> **Selected extract**:
'''
The metal badge is also worn on a black shield on the CCT beret which, unlike other RAAF berets is ‘air superiority’ grey, the colour signifying the presence of aviation in the daily duties of the combat controller. Mark Corcoran and Arthur Butler, author’s of the excellent reference books, Metal Uniform Embellishments of the Australian Army – Post 53 (‘QE II series’) volumes 1 & 2 also feature some of the prototype variations of the badge on their charliebravobooks blog which is worth checking out.
Beret badge and Commando wings worn by the Combat Control Teams of B Flight 4 Squadron RAAF. Collection: Julian Tennant
CCT’s also wear a distinctive parachute qualification wing which differs from the standard Air Force parachutist badge. The wings are referred to in the Air Force Dress Manual as a ‘Commando Badge’ (NSN 8455-66-157-9911) and reflects the Army’s commando parachutist qualification design but has a white parachute with light blue wings on an Air Force blue background. A miniature version embroidered with gold bullion on a black background (NSN 8455-66-134-1212) is worn on the upper left sleeve of the mess dress jacket. The authority for the award and withdrawal of the Commando Badge is the Commanding Officer, 4SQN.
Page detail from the RAAF Dress manual showing the distinctive Commando parachutist wings worn by qualified CCT members of 4 Sqn RAAF.
'''
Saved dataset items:
'''
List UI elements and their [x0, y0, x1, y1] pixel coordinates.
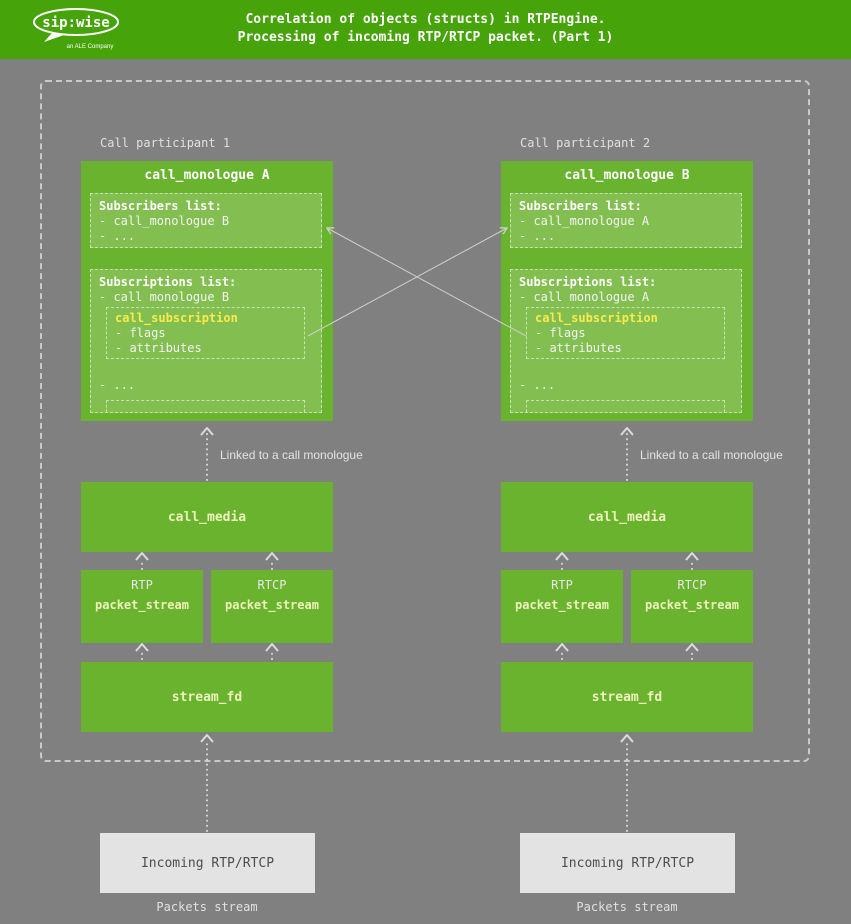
protocol-label: RTP [131, 578, 153, 592]
call-subscription-title: call_subscription [535, 311, 658, 325]
participant-column-2: Call participant 2 call_monologue B Subs… [501, 0, 783, 924]
partial-subscription-box [526, 400, 725, 412]
stream-fd-box: stream_fd [501, 662, 753, 732]
call-subscription-title: call_subscription [115, 311, 238, 325]
subscriptions-list-title: Subscriptions list: [99, 275, 237, 289]
logo-text: sip:wise [42, 15, 109, 31]
sipwise-logo: sip:wise an ALE Company [26, 6, 130, 58]
page-title: Correlation of objects (structs) in RTPE… [0, 11, 851, 47]
diagram-frame [40, 80, 810, 762]
subscriptions-more: - ... [99, 378, 136, 392]
subscriber-item: - ... [519, 229, 556, 243]
subscriptions-list: Subscriptions list: - call monologue B c… [90, 269, 322, 413]
partial-subscription-box [106, 400, 305, 412]
incoming-rtp-rtcp-box: Incoming RTP/RTCP [100, 833, 315, 893]
subscription-attributes: - attributes [115, 341, 202, 355]
participant-label: Call participant 2 [520, 136, 651, 150]
subscription-attributes: - attributes [535, 341, 622, 355]
packet-stream-rtp-box: RTP packet_stream [81, 570, 203, 643]
subscribers-list-title: Subscribers list: [99, 199, 222, 213]
subscriptions-list-title: Subscriptions list: [519, 275, 657, 289]
participant-label: Call participant 1 [100, 136, 231, 150]
protocol-label: RTCP [677, 578, 707, 592]
packet-stream-label: packet_stream [645, 598, 739, 612]
participant-column-1: Call participant 1 call_monologue A Subs… [81, 0, 363, 924]
incoming-rtp-rtcp-box: Incoming RTP/RTCP [520, 833, 735, 893]
packet-stream-rtp-box: RTP packet_stream [501, 570, 623, 643]
subscriber-item: - call_monologue B [99, 214, 230, 228]
packet-stream-rtcp-box: RTCP packet_stream [211, 570, 333, 643]
page-title-line1: Correlation of objects (structs) in RTPE… [245, 12, 606, 27]
call-monologue-title: call_monologue B [564, 168, 690, 183]
subscriber-item: - call_monologue A [519, 214, 650, 228]
subscribers-list-title: Subscribers list: [519, 199, 642, 213]
stream-fd-box: stream_fd [81, 662, 333, 732]
packet-stream-label: packet_stream [225, 598, 319, 612]
header-bar: sip:wise an ALE Company Correlation of o… [0, 0, 851, 59]
subscribers-list: Subscribers list: - call_monologue B - .… [90, 193, 322, 248]
subscribers-list: Subscribers list: - call_monologue A - .… [510, 193, 742, 248]
packets-stream-label: Packets stream [576, 900, 678, 914]
subscription-item: - call monologue B [99, 290, 230, 304]
subscriptions-list: Subscriptions list: - call monologue A c… [510, 269, 742, 413]
call-monologue-box: call_monologue A Subscribers list: - cal… [81, 161, 333, 421]
call-monologue-title: call_monologue A [144, 168, 270, 183]
protocol-label: RTP [551, 578, 573, 592]
call-media-box: call_media [81, 482, 333, 552]
packets-stream-label: Packets stream [156, 900, 258, 914]
sipwise-logo-icon: sip:wise an ALE Company [33, 8, 119, 50]
subscription-item: - call monologue A [519, 290, 650, 304]
subscriptions-more: - ... [519, 378, 556, 392]
linked-to-monologue-label: Linked to a call monologue [640, 448, 783, 462]
call-subscription-box: call_subscription - flags - attributes [106, 307, 305, 359]
page-title-line2: Processing of incoming RTP/RTCP packet. … [237, 30, 614, 45]
subscription-flags: - flags [535, 326, 586, 340]
subscription-flags: - flags [115, 326, 166, 340]
call-monologue-box: call_monologue B Subscribers list: - cal… [501, 161, 753, 421]
linked-to-monologue-label: Linked to a call monologue [220, 448, 363, 462]
protocol-label: RTCP [257, 578, 287, 592]
logo-subtext: an ALE Company [67, 44, 114, 50]
subscriber-item: - ... [99, 229, 136, 243]
packet-stream-label: packet_stream [95, 598, 189, 612]
packet-stream-rtcp-box: RTCP packet_stream [631, 570, 753, 643]
call-media-box: call_media [501, 482, 753, 552]
packet-stream-label: packet_stream [515, 598, 609, 612]
call-subscription-box: call_subscription - flags - attributes [526, 307, 725, 359]
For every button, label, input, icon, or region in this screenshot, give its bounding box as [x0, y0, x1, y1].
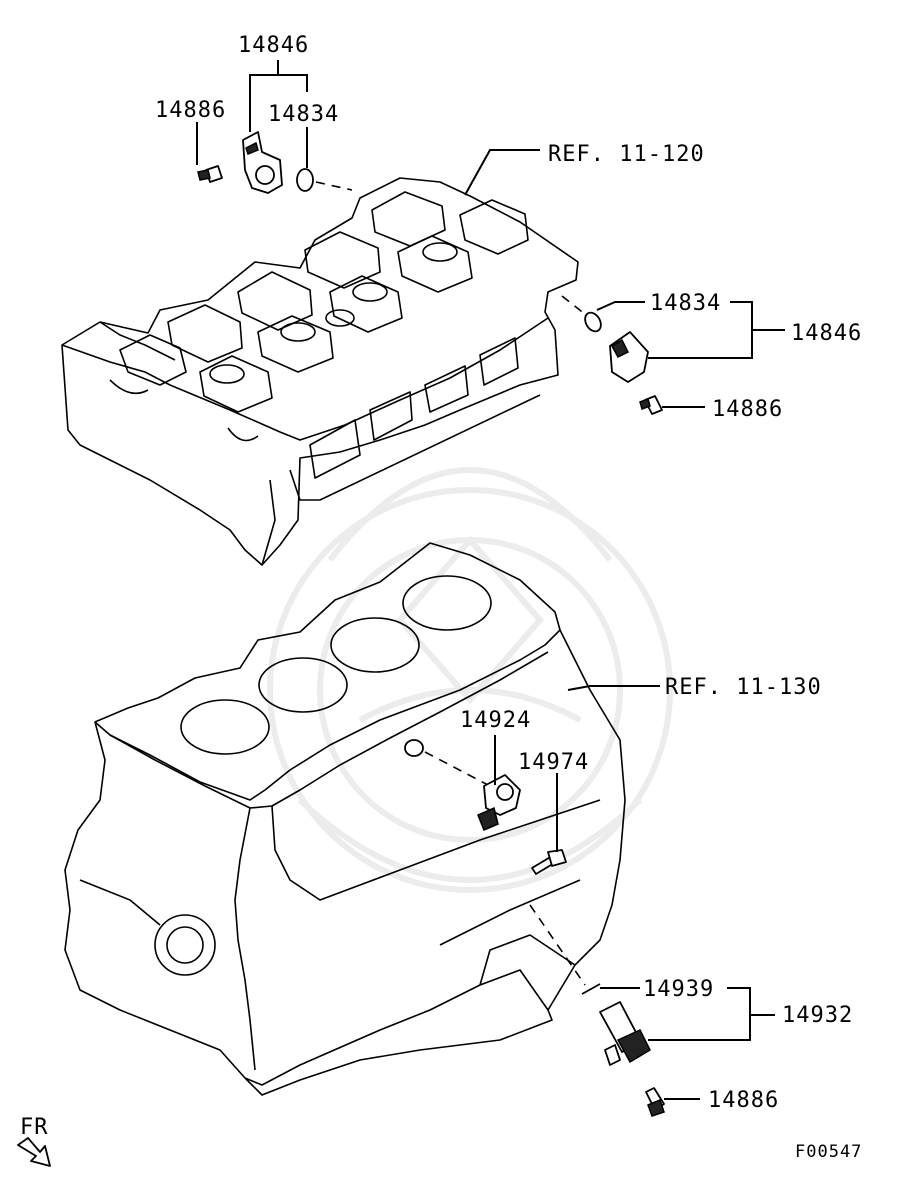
knock-sensor [477, 774, 521, 831]
knock-sensor-boss [404, 739, 424, 757]
label-top-oring: 14834 [268, 102, 339, 127]
block-ref-leader [567, 685, 660, 691]
cylinder-head [61, 177, 579, 566]
front-indicator: FR [20, 1115, 49, 1140]
bottom-temp-sensor [599, 1001, 651, 1066]
label-ref-head: REF. 11-120 [548, 142, 705, 167]
knock-bolt [531, 849, 567, 875]
label-ref-block: REF. 11-130 [665, 675, 822, 700]
label-knock-bolt: 14974 [518, 750, 589, 775]
label-top-sensor-assembly: 14846 [238, 33, 309, 58]
side-oring-leader [596, 301, 645, 311]
side-oring [584, 311, 602, 333]
watermark-emblem-icon [267, 467, 673, 893]
label-side-bolt: 14886 [712, 397, 783, 422]
side-dashed-leader [561, 295, 587, 316]
top-dashed-leader [315, 181, 353, 191]
label-knock-sensor: 14924 [460, 708, 531, 733]
front-arrow-icon [17, 1137, 51, 1167]
cylinder-block [64, 542, 626, 1096]
top-bolt [197, 165, 223, 183]
top-oring [296, 168, 314, 192]
label-side-sensor-assembly: 14846 [791, 321, 862, 346]
label-bottom-sensor-assembly: 14932 [782, 1003, 853, 1028]
side-bolt [639, 395, 663, 415]
label-top-bolt: 14886 [155, 98, 226, 123]
bottom-oring [581, 983, 601, 995]
label-bottom-oring: 14939 [643, 977, 714, 1002]
knock-dashed-leader [424, 751, 491, 787]
figure-code: F00547 [795, 1142, 862, 1162]
bottom-dashed-leader [529, 904, 586, 986]
top-cam-sensor [242, 131, 283, 194]
bottom-bolt [645, 1087, 665, 1117]
head-ref-leader [464, 149, 540, 196]
side-cam-sensor [609, 331, 649, 383]
label-bottom-bolt: 14886 [708, 1088, 779, 1113]
label-side-oring: 14834 [650, 291, 721, 316]
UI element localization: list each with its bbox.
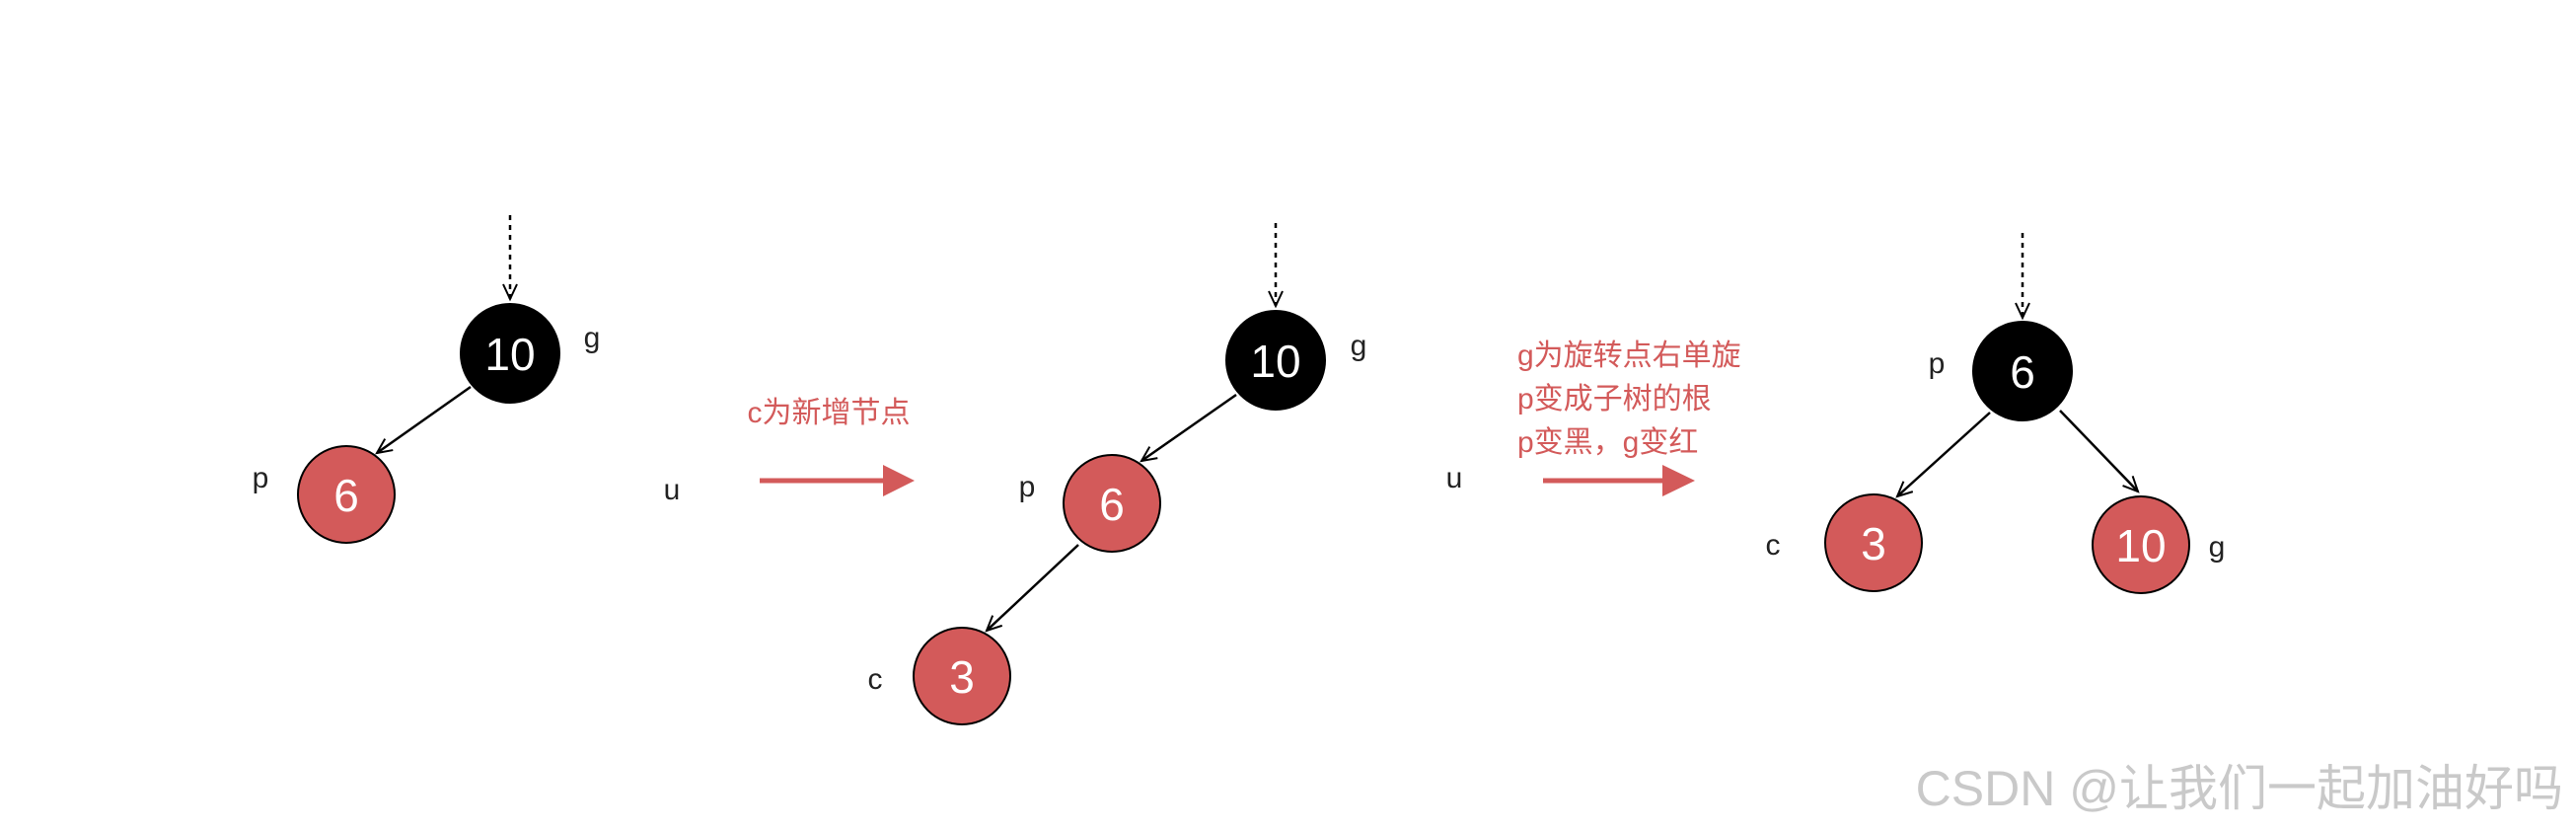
panel-2: 10 g 6 p 3 c u — [868, 223, 1463, 725]
node-p-red — [297, 445, 396, 544]
label-p: p — [253, 462, 269, 494]
node-p-value: 6 — [333, 470, 359, 521]
node-c-value: 3 — [949, 651, 975, 703]
label-u: u — [664, 474, 681, 506]
label-c: c — [1766, 529, 1781, 562]
edge-g-to-p — [1140, 393, 1237, 463]
panel-1: 10 g 6 p u — [253, 215, 681, 544]
edge-p-to-g — [2059, 410, 2140, 493]
step-2-caption-line-1: g为旋转点右单旋 — [1517, 340, 1741, 372]
node-c-value: 3 — [1861, 518, 1886, 569]
edge-p-to-c — [1895, 412, 1991, 498]
edge-p-to-c — [985, 544, 1079, 633]
node-g-red — [2092, 495, 2190, 594]
node-g-value: 10 — [1250, 336, 1300, 387]
label-u: u — [1446, 462, 1463, 494]
node-g-value: 10 — [2115, 520, 2166, 571]
node-c-red — [913, 627, 1011, 725]
panel-3: 6 p 3 c 10 g — [1766, 233, 2226, 594]
label-g: g — [2209, 531, 2226, 564]
label-p: p — [1019, 471, 1036, 503]
node-g-black — [460, 303, 560, 404]
node-g-black — [1225, 310, 1326, 411]
step-2-caption-line-2: p变成子树的根 — [1517, 383, 1712, 416]
step-2: g为旋转点右单旋 p变成子树的根 p变黑，g变红 — [1517, 340, 1741, 496]
node-p-value: 6 — [2010, 346, 2035, 398]
edge-g-to-p — [375, 385, 472, 455]
label-g: g — [584, 322, 601, 354]
step-1-caption: c为新增节点 — [748, 397, 911, 429]
node-g-value: 10 — [484, 329, 535, 380]
node-c-red — [1824, 493, 1923, 592]
step-1: c为新增节点 — [748, 397, 915, 496]
step-2-arrow-head — [1662, 465, 1695, 496]
step-2-caption-line-3: p变黑，g变红 — [1517, 426, 1698, 459]
node-p-red — [1063, 454, 1161, 553]
node-p-black — [1972, 321, 2073, 421]
label-p: p — [1929, 347, 1946, 380]
label-c: c — [868, 663, 883, 696]
label-g: g — [1351, 330, 1367, 362]
step-1-arrow-head — [883, 465, 915, 496]
csdn-watermark: CSDN @让我们一起加油好吗 — [1916, 761, 2563, 816]
node-p-value: 6 — [1099, 479, 1125, 530]
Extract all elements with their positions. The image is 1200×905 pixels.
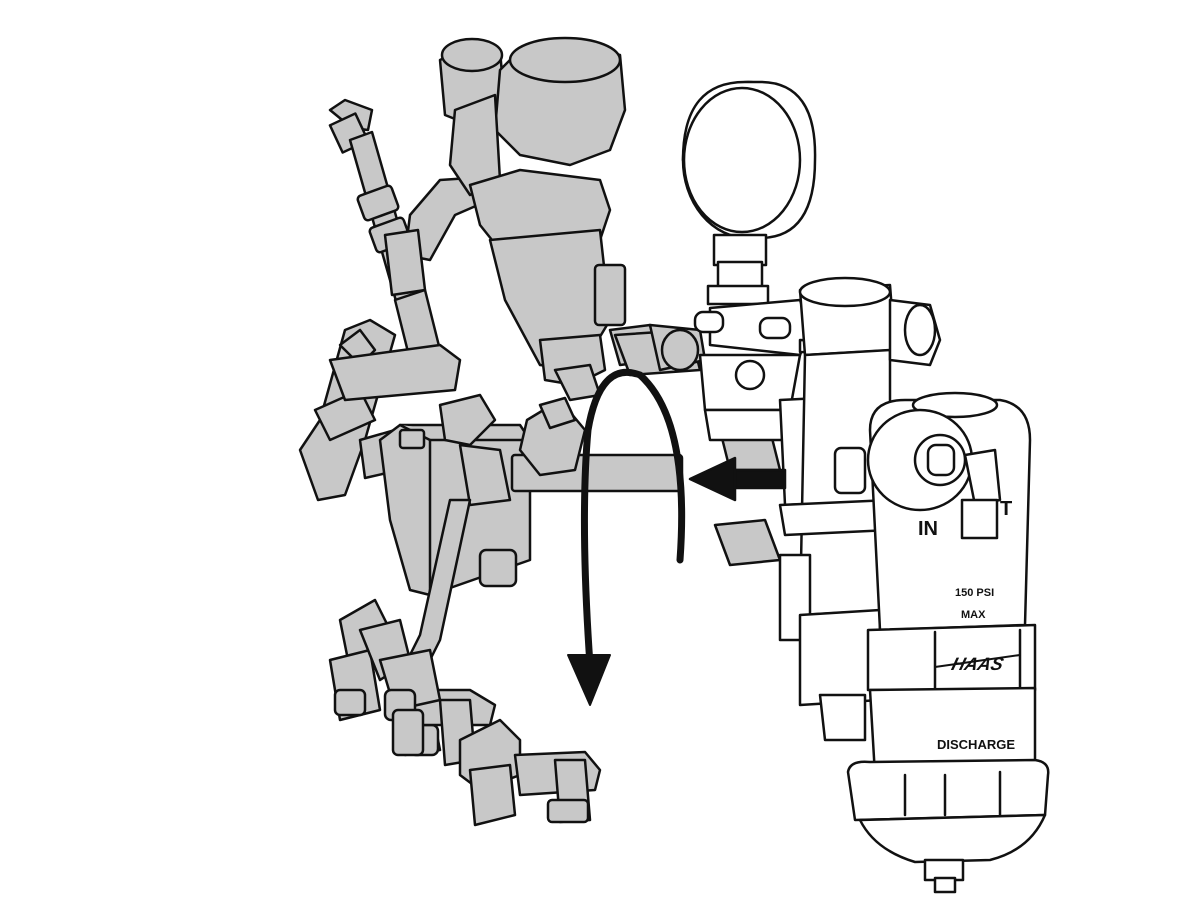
brand-label: HAAS: [949, 653, 1006, 674]
in-port-label: IN: [918, 518, 938, 540]
rotation-arrow-icon: [580, 368, 686, 669]
grey-solenoid-assembly: [298, 36, 782, 827]
pressure-rating-label: 150 PSI: [955, 587, 994, 599]
filter-bowl: [846, 391, 1050, 894]
out-port-label: T: [1000, 498, 1012, 520]
upper-elbow-fitting: [383, 176, 480, 297]
regulator-main-body: [778, 276, 942, 742]
side-fittings: [713, 428, 782, 567]
grey-regulator-filter: [438, 36, 707, 402]
air-regulator-unit: [681, 80, 1050, 894]
gauge-valve-body: [698, 353, 802, 442]
rotation-arrowhead: [567, 654, 611, 706]
brand-logo: HAAS: [934, 653, 1021, 674]
solenoid-valve-body: [378, 393, 684, 597]
left-manifold-pipes: [298, 318, 462, 502]
discharge-label: DISCHARGE: [937, 737, 1015, 752]
pressure-max-label: MAX: [961, 609, 986, 621]
left-arrow-icon: [688, 456, 787, 502]
pressure-gauge: [681, 80, 817, 306]
lower-tubing: [328, 498, 602, 827]
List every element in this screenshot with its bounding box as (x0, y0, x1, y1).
'''
> **Written request A**: Collect each line of the records that includes the string "watermark".
> **Written request B**: Pick up the passage on RAAF combat controller insignia after its last sentence and keep writing it.

> **Result A**:
watermark-emblem-icon [267, 467, 673, 893]
csdn-watermark: CSDN @让我们一起加油好吗 — [1916, 761, 2563, 816]

> **Result B**:
CCT’s have also been seen wearing a variety of Combat Controller Team patches and distinctive RAAF ANF insignia, some of which are shown below. At this stage, these insignia are less well known amongst collectors as they are tightly controlled by the unit and have not (yet) been subect to the massive number of fakes and reproductions that have occurred with other Australian Special Forces insignia. Sadly, it is only a matter of time before the fakes start appearing on eBay and elsewhere. If you do have original examples of the RAAF 4 Squadron or CCT patches or insignia, for sale or trade, I am really interested in hearing from you as I’d love to add these to my collection.
CCT and ANF patches circa 2012. A No. 4 Squadron Combat Control Team (4SQN CCT) member on board a C-130H Hercules aircraft during Exercise Pitch Black 2012. Photographer: LACW Shannon McCarthy (Australian Defence Force)
2020. RAAF 4 Squadron shoulder patch worn by the CCT’s of B Flight.
2012. CCT patch and RAAF 4 Squadron patch being worn during Exercise Furu Sumu in 2012.
PVC CCT patch being used during 2017
CCT patch being used in 2019
CCT patch being used during 2017
2019. An unusual CCT helmet mounted patch which appearss to be a painted aluminium sheet. Seen being worn during Exercise Cope North 19, Guam.
CCT patch circa 2019. A Royal Australian Air Force No. 4 Squadron Combat Control Team, load equipment onto a Japan Air Self-Defense Force KC-130H Hercules, as part of Exercise Cope North 19, Andersen Air Force Base, Guam. Photo: Sgt Kirk Peacock (Australian Defence Force)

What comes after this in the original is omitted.